● Do this:
Give the data below again exactly as written, without its pictures.

● Material provided:
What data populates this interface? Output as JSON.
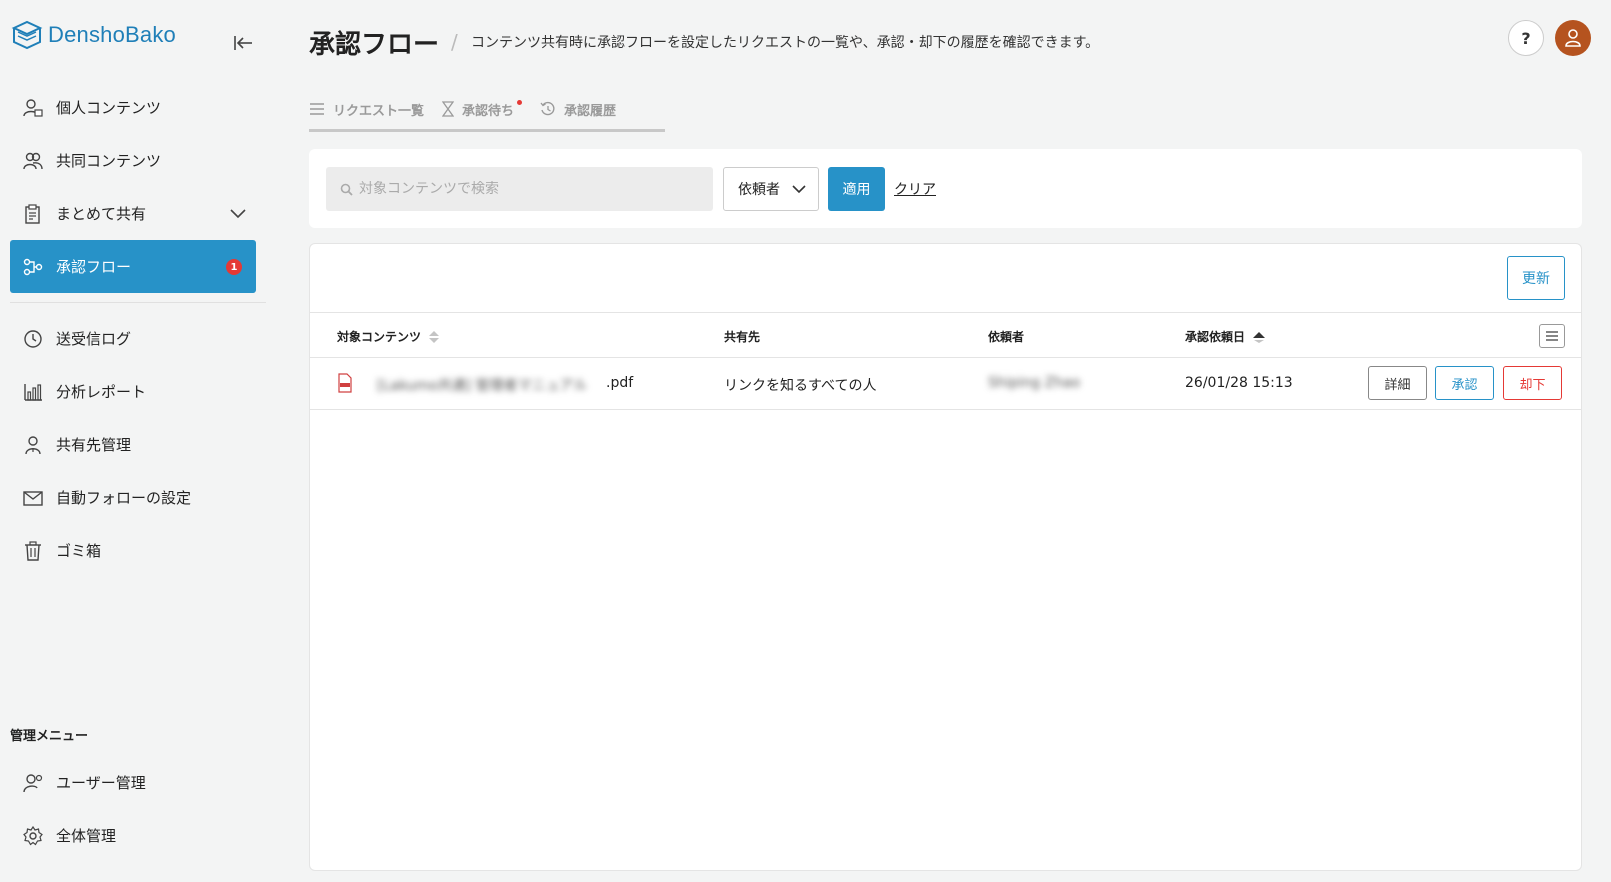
{
  "brand": {
    "name": "DenshoBako",
    "color": "#1f7fb8"
  },
  "sidebar": {
    "items": [
      {
        "label": "個人コンテンツ",
        "icon": "person-lock-icon"
      },
      {
        "label": "共同コンテンツ",
        "icon": "group-icon"
      },
      {
        "label": "まとめて共有",
        "icon": "clipboard-icon"
      },
      {
        "label": "承認フロー",
        "icon": "flow-icon",
        "badge": "1"
      },
      {
        "label": "送受信ログ",
        "icon": "clock-icon"
      },
      {
        "label": "分析レポート",
        "icon": "bar-chart-icon"
      },
      {
        "label": "共有先管理",
        "icon": "person-icon"
      },
      {
        "label": "自動フォローの設定",
        "icon": "mail-icon"
      },
      {
        "label": "ゴミ箱",
        "icon": "trash-icon"
      }
    ],
    "admin_title": "管理メニュー",
    "admin_items": [
      {
        "label": "ユーザー管理",
        "icon": "user-gear-icon"
      },
      {
        "label": "全体管理",
        "icon": "gear-icon"
      }
    ]
  },
  "header": {
    "title": "承認フロー",
    "description": "コンテンツ共有時に承認フローを設定したリクエストの一覧や、承認・却下の履歴を確認できます。",
    "help_label": "?"
  },
  "tabs": [
    {
      "label": "リクエスト一覧",
      "icon": "list-icon"
    },
    {
      "label": "承認待ち",
      "icon": "hourglass-icon"
    },
    {
      "label": "承認履歴",
      "icon": "history-icon"
    }
  ],
  "filter": {
    "search_placeholder": "対象コンテンツで検索",
    "requester_select": "依頼者",
    "apply_label": "適用",
    "clear_label": "クリア"
  },
  "table": {
    "refresh_label": "更新",
    "headers": {
      "content": "対象コンテンツ",
      "share_target": "共有先",
      "requester": "依頼者",
      "request_date": "承認依頼日"
    },
    "rows": [
      {
        "file_name_hidden": "[Lakumo共通] 管理者マニュアル",
        "file_ext": ".pdf",
        "share_target": "リンクを知るすべての人",
        "requester": "Shiping Zhao",
        "request_date": "26/01/28 15:13",
        "detail_label": "詳細",
        "approve_label": "承認",
        "reject_label": "却下"
      }
    ]
  },
  "colors": {
    "accent": "#2792c8",
    "danger": "#e53935",
    "avatar": "#b5531f"
  }
}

● Finished answer:
What data populates this interface? Output as JSON.
{
  "brand": {
    "name": "DenshoBako",
    "color": "#1f7fb8"
  },
  "sidebar": {
    "items": [
      {
        "label": "個人コンテンツ",
        "icon": "person-lock-icon"
      },
      {
        "label": "共同コンテンツ",
        "icon": "group-icon"
      },
      {
        "label": "まとめて共有",
        "icon": "clipboard-icon"
      },
      {
        "label": "承認フロー",
        "icon": "flow-icon",
        "badge": "1"
      },
      {
        "label": "送受信ログ",
        "icon": "clock-icon"
      },
      {
        "label": "分析レポート",
        "icon": "bar-chart-icon"
      },
      {
        "label": "共有先管理",
        "icon": "person-icon"
      },
      {
        "label": "自動フォローの設定",
        "icon": "mail-icon"
      },
      {
        "label": "ゴミ箱",
        "icon": "trash-icon"
      }
    ],
    "admin_title": "管理メニュー",
    "admin_items": [
      {
        "label": "ユーザー管理",
        "icon": "user-gear-icon"
      },
      {
        "label": "全体管理",
        "icon": "gear-icon"
      }
    ]
  },
  "header": {
    "title": "承認フロー",
    "description": "コンテンツ共有時に承認フローを設定したリクエストの一覧や、承認・却下の履歴を確認できます。",
    "help_label": "?"
  },
  "tabs": [
    {
      "label": "リクエスト一覧",
      "icon": "list-icon"
    },
    {
      "label": "承認待ち",
      "icon": "hourglass-icon"
    },
    {
      "label": "承認履歴",
      "icon": "history-icon"
    }
  ],
  "filter": {
    "search_placeholder": "対象コンテンツで検索",
    "requester_select": "依頼者",
    "apply_label": "適用",
    "clear_label": "クリア"
  },
  "table": {
    "refresh_label": "更新",
    "headers": {
      "content": "対象コンテンツ",
      "share_target": "共有先",
      "requester": "依頼者",
      "request_date": "承認依頼日"
    },
    "rows": [
      {
        "file_name_hidden": "[Lakumo共通] 管理者マニュアル",
        "file_ext": ".pdf",
        "share_target": "リンクを知るすべての人",
        "requester": "Shiping Zhao",
        "request_date": "26/01/28 15:13",
        "detail_label": "詳細",
        "approve_label": "承認",
        "reject_label": "却下"
      }
    ]
  },
  "colors": {
    "accent": "#2792c8",
    "danger": "#e53935",
    "avatar": "#b5531f"
  }
}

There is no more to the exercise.